-- Task directions --
Can you rewrite the listing from the line with "Extract all elements" through the line with "y-tick-label: 15.0 [40, 153, 67, 167]", changing "Catastrophic" to "Severe" and keeping everything else the same? Leave out the pictures.

• • • •

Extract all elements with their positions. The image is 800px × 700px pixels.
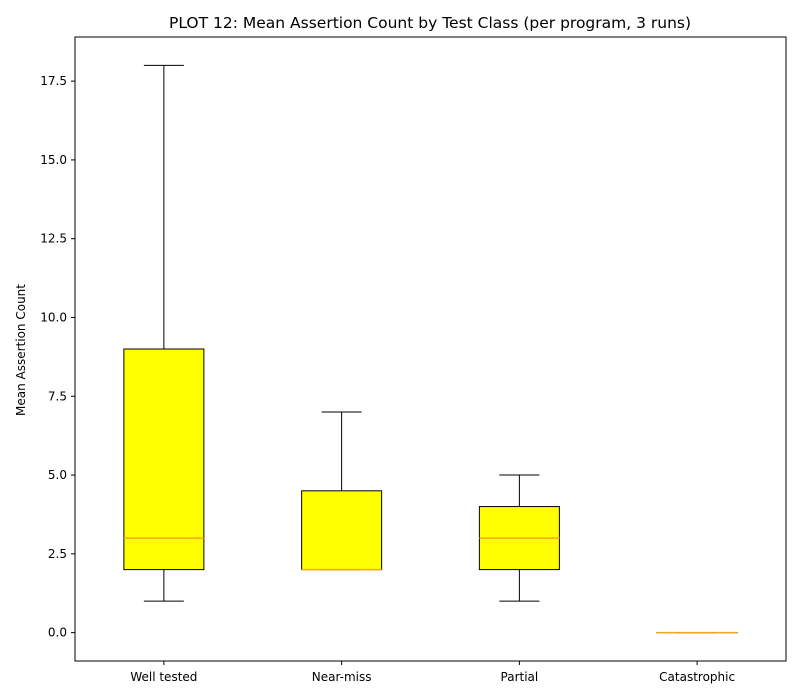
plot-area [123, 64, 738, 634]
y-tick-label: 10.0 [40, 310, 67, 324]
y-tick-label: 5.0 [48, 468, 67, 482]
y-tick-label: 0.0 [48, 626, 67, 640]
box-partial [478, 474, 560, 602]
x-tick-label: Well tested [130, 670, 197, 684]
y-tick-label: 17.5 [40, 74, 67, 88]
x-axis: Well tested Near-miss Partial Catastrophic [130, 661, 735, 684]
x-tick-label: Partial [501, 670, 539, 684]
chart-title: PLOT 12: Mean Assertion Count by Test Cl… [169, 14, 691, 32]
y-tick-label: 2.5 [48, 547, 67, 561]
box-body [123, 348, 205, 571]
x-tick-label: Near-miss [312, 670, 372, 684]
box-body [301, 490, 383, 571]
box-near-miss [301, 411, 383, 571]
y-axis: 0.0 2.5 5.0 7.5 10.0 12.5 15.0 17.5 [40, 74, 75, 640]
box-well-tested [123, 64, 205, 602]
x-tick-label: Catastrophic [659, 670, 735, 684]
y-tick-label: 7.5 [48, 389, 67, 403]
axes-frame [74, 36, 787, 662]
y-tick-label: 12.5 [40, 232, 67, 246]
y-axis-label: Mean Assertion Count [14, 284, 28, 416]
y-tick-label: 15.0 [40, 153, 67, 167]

• • • •

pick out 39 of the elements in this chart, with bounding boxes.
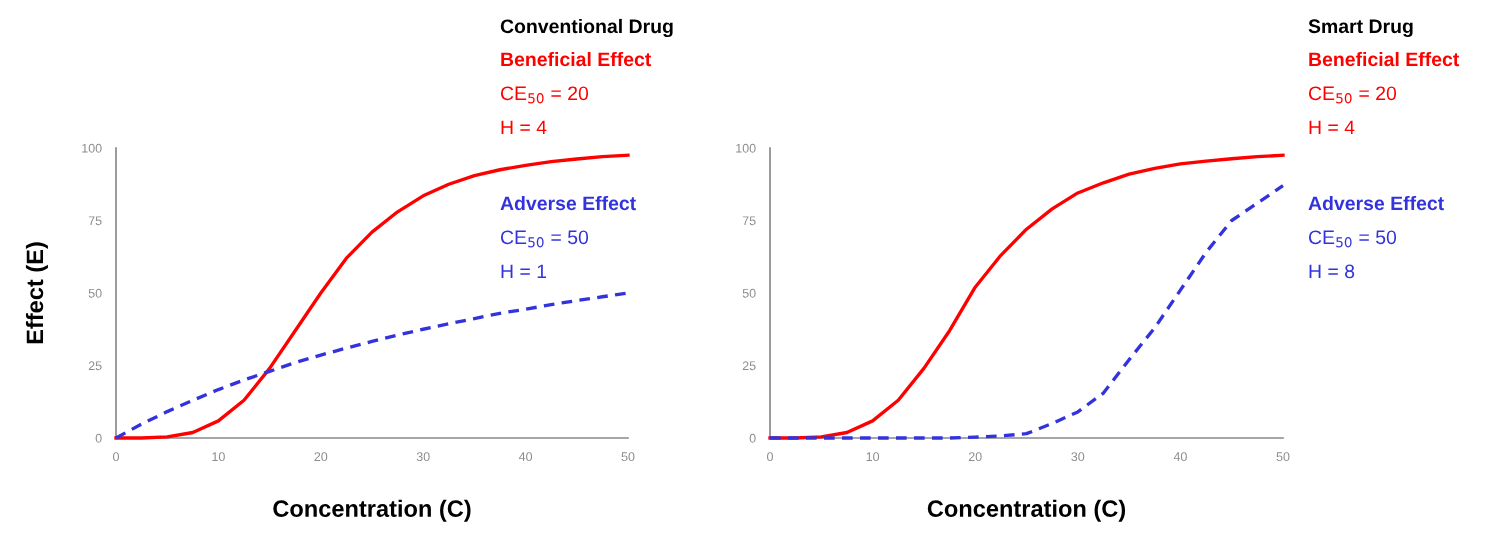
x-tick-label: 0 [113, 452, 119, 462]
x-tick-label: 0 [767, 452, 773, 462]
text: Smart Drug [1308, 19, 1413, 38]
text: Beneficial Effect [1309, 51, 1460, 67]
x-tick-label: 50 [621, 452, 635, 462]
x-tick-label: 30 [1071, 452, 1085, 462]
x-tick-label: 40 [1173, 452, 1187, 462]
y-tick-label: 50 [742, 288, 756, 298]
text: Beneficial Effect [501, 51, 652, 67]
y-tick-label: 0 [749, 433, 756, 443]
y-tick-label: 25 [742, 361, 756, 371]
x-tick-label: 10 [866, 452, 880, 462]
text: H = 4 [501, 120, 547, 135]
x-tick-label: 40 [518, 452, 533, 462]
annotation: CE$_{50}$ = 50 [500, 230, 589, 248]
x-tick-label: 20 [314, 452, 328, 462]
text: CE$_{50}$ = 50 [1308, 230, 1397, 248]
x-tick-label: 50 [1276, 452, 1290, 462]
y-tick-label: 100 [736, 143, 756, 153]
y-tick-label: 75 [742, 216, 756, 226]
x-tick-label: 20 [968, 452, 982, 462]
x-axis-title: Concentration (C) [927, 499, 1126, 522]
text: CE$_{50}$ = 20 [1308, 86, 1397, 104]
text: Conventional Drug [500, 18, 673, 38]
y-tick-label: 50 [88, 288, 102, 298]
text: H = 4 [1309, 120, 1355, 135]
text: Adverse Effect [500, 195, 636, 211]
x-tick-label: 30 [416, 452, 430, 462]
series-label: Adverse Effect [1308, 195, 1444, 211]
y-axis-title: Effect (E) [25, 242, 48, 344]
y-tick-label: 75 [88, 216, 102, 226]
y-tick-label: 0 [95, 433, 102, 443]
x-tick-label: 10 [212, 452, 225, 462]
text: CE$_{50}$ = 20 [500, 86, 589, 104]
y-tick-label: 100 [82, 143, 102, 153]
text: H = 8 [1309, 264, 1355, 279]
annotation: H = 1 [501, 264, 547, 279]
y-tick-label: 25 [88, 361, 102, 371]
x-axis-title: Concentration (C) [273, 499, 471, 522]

• • • •

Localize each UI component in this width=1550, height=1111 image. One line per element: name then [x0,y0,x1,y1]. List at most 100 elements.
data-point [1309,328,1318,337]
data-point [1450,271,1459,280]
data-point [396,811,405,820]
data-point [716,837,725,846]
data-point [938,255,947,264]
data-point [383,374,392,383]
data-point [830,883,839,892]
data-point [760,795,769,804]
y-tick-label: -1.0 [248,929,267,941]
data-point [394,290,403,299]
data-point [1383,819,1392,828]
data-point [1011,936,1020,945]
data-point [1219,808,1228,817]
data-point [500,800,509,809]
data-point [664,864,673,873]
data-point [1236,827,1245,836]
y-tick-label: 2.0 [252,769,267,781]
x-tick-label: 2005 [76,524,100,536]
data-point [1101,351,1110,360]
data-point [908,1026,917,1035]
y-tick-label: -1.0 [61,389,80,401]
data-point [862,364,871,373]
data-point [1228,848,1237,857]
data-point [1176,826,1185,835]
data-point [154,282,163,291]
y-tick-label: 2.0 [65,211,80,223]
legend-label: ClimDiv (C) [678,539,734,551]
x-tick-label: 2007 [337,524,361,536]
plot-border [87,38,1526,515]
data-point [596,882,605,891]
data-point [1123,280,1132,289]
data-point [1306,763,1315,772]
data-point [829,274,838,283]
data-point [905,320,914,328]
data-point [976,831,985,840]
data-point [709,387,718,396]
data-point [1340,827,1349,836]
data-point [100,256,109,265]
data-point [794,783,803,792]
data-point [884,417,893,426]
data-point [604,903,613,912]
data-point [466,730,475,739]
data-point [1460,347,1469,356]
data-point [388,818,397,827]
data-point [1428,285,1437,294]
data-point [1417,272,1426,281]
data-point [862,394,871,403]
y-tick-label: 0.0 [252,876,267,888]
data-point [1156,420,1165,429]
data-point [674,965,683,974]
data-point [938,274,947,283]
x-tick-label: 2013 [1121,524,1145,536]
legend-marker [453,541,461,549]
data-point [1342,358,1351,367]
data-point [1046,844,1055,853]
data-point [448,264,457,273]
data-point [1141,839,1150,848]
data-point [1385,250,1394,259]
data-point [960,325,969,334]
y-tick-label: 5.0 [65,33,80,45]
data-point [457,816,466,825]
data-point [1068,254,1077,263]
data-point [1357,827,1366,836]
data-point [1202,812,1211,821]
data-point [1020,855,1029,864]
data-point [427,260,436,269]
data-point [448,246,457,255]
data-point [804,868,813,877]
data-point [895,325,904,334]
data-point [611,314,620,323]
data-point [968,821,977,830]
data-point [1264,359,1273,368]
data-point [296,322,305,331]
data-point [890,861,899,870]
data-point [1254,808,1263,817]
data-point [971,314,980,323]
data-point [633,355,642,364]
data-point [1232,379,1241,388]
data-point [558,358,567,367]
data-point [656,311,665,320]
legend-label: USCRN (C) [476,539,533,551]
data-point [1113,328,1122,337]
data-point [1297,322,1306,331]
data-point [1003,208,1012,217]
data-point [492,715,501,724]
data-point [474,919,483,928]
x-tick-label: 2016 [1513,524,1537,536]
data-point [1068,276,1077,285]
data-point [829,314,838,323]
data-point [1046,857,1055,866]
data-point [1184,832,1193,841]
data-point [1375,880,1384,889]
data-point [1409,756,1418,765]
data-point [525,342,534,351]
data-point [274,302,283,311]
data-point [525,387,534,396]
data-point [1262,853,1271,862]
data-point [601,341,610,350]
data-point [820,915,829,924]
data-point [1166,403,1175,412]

• • • •

-- Task output --
Extract all elements with their positions. The image is 800px × 700px pixels.
plot-area [123, 64, 738, 634]
y-tick-label: 10.0 [40, 310, 67, 324]
y-tick-label: 5.0 [48, 468, 67, 482]
y-tick-label: 0.0 [48, 626, 67, 640]
box-partial [478, 474, 560, 602]
x-tick-label: Well tested [130, 670, 197, 684]
y-tick-label: 17.5 [40, 74, 67, 88]
x-axis: Well tested Near-miss Partial Severe [130, 661, 735, 684]
x-tick-label: Partial [501, 670, 539, 684]
chart-title: PLOT 12: Mean Assertion Count by Test Cl… [169, 14, 691, 32]
y-tick-label: 2.5 [48, 547, 67, 561]
box-body [123, 348, 205, 571]
x-tick-label: Near-miss [312, 670, 372, 684]
box-body [301, 490, 383, 571]
box-near-miss [301, 411, 383, 571]
y-axis: 0.0 2.5 5.0 7.5 10.0 12.5 15.0 17.5 [40, 74, 75, 640]
box-well-tested [123, 64, 205, 602]
x-tick-label: Severe [659, 670, 735, 684]
y-tick-label: 7.5 [48, 389, 67, 403]
axes-frame [74, 36, 787, 662]
y-tick-label: 12.5 [40, 232, 67, 246]
y-axis-label: Mean Assertion Count [14, 284, 28, 416]
y-tick-label: 15.0 [40, 153, 67, 167]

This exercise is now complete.